Recorded data:
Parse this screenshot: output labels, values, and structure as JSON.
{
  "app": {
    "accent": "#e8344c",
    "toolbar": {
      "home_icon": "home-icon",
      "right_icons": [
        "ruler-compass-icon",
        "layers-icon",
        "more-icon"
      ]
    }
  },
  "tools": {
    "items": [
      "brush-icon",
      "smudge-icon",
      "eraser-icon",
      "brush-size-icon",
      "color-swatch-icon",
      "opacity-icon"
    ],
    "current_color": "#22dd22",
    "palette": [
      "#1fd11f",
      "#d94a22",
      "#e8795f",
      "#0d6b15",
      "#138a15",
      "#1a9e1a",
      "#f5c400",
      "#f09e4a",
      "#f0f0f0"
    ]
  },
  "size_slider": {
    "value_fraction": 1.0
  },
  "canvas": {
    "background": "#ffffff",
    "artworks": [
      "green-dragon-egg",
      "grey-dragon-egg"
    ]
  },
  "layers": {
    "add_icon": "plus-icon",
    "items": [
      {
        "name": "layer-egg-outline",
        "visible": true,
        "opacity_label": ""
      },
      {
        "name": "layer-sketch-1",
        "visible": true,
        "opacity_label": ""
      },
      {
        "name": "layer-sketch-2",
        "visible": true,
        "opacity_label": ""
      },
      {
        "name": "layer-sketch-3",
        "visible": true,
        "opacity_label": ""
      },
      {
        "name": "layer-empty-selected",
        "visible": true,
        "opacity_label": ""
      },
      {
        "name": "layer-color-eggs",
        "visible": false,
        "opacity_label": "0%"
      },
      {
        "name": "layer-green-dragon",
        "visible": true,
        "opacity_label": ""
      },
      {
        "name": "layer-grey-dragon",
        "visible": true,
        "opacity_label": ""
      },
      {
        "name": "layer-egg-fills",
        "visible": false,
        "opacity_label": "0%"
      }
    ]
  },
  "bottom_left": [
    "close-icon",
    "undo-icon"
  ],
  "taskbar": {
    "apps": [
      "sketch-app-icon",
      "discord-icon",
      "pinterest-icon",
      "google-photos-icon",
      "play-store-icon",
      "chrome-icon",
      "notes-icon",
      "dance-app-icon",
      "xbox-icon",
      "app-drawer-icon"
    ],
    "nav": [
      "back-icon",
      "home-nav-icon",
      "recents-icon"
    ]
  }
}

Stated exercise:
Read the entries above, then pull out the lines that include "name".

Response to this task:
        "name": "layer-egg-outline",
        "name": "layer-sketch-1",
        "name": "layer-sketch-2",
        "name": "layer-sketch-3",
        "name": "layer-empty-selected",
        "name": "layer-color-eggs",
        "name": "layer-green-dragon",
        "name": "layer-grey-dragon",
        "name": "layer-egg-fills",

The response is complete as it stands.